- STATED EXERCISE
Return every entry exactly.

Dataset rows:
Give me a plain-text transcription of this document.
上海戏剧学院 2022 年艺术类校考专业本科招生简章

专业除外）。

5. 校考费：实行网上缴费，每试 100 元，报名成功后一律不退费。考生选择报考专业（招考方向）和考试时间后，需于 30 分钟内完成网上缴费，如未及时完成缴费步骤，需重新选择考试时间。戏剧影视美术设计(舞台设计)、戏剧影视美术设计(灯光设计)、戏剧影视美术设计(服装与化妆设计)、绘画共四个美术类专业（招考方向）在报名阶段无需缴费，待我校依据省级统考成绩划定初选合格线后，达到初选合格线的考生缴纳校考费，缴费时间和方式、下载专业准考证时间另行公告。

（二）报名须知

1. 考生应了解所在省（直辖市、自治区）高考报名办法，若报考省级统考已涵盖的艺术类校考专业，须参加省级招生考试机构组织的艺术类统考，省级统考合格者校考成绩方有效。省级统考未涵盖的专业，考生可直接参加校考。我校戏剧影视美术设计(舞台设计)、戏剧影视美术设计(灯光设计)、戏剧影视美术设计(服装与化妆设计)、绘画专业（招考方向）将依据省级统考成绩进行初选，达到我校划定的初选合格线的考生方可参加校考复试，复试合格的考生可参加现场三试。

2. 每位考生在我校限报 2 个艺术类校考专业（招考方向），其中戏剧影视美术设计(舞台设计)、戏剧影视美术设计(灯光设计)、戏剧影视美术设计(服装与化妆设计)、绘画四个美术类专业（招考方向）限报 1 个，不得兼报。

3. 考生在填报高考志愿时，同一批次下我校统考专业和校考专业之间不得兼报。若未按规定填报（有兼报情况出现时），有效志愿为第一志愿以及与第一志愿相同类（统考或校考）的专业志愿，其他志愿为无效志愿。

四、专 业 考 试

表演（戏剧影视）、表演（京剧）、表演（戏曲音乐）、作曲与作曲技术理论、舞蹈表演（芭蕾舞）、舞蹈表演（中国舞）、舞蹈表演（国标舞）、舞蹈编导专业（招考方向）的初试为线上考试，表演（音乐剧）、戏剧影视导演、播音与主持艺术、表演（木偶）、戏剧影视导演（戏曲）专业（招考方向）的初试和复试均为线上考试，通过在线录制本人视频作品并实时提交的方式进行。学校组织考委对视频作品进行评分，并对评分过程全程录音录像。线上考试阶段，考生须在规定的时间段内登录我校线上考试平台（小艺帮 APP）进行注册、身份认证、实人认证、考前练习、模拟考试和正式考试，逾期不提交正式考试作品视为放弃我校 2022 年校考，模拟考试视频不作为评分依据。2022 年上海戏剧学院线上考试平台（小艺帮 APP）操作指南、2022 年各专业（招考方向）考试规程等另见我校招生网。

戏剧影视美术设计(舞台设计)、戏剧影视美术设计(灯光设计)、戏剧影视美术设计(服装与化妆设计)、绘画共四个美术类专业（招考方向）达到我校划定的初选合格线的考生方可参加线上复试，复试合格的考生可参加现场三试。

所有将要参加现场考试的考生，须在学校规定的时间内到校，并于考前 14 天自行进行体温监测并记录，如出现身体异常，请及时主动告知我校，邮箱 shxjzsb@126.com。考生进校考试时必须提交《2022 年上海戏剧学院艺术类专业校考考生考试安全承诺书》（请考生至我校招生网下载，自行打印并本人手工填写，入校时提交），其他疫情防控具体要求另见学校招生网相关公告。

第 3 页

- RESULT FOR THIS EXERCISE
Give me a plain-text transcription of this document.
上海戏剧学院 2022 年艺术类校考专业本科招生简章

专业除外）。

5. 校考费：实行网上缴费，每试 100 元，报名成功后一律不退费。考生选择报考专业（招考方向）和考试时间后，需于 30 分钟内完成网上缴费，如未及时完成缴费步骤，需重新选择考试时间。戏剧影视美术设计(舞台设计)、戏剧影视美术设计(灯光设计)、戏剧影视美术设计(服装与化妆设计)、绘画共四个美术类专业（招考方向）在报名阶段无需缴费，待我校依据省级统考成绩划定初选合格线后，达到初选合格线的考生缴纳校考费，缴费时间和方式、下载专业准考证时间另行公告。

（二）报名须知

1. 考生应了解所在省（直辖市、自治区）高考报名办法，若报考省级统考已涵盖的艺术类校考专业，须参加省级招生考试机构组织的艺术类统考，省级统考合格者校考成绩方有效。省级统考未涵盖的专业，考生可直接参加校考。我校戏剧影视美术设计(舞台设计)、戏剧影视美术设计(灯光设计)、戏剧影视美术设计(服装与化妆设计)、绘画专业（招考方向）将依据省级统考成绩进行初选，达到我校划定的初选合格线的考生方可参加校考复试，复试合格的考生可参加现场三试。

2. 每位考生在我校限报 2 个艺术类校考专业（招考方向），其中戏剧影视美术设计(舞台设计)、戏剧影视美术设计(灯光设计)、戏剧影视美术设计(服装与化妆设计)、绘画四个美术类专业（招考方向）限报 1 个，不得兼报。

3. 考生在填报高考志愿时，同一批次下我校统考专业和校考专业之间不得兼报。若未按规定填报（有兼报情况出现时），有效志愿为第一志愿以及与第一志愿相同类（统考或校考）的专业志愿，其他志愿为无效志愿。

四、专 业 考 试

表演（戏剧影视）、表演（京剧）、表演（戏曲音乐）、作曲与作曲技术理论、舞蹈表演（芭蕾舞）、舞蹈表演（中国舞）、舞蹈表演（国标舞）、舞蹈编导专业（招考方向）的初试为线上考试，表演（音乐剧）、戏剧影视导演、播音与主持艺术、表演（木偶）、戏剧影视导演（戏曲）专业（招考方向）的初试和复试均为线上考试，通过在线录制本人视频作品并实时提交的方式进行。学校组织考委对视频作品进行评分，并对评分过程全程录音录像。线上考试阶段，考生须在规定的时间段内登录我校线上考试平台（小艺帮 APP）进行注册、身份认证、实人认证、考前练习、模拟考试和正式考试，逾期不提交正式考试作品视为放弃我校 2022 年校考，模拟考试视频不作为评分依据。2022 年上海戏剧学院线上考试平台（小艺帮 APP）操作指南、2022 年各专业（招考方向）考试规程等另见我校招生网。

戏剧影视美术设计(舞台设计)、戏剧影视美术设计(灯光设计)、戏剧影视美术设计(服装与化妆设计)、绘画共四个美术类专业（招考方向）达到我校划定的初选合格线的考生方可参加线上复试，复试合格的考生可参加现场三试。

所有将要参加现场考试的考生，须在学校规定的时间内到校，并于考前 14 天自行进行体温监测并记录，如出现身体异常，请及时主动告知我校，邮箱 shxjzsb@126.com。考生进校考试时必须提交《2022 年上海戏剧学院艺术类专业校考考生考试安全承诺书》（请考生至我校招生网下载，自行打印并本人手工填写，入校时提交），其他疫情防控具体要求另见学校招生网相关公告。

第 3 页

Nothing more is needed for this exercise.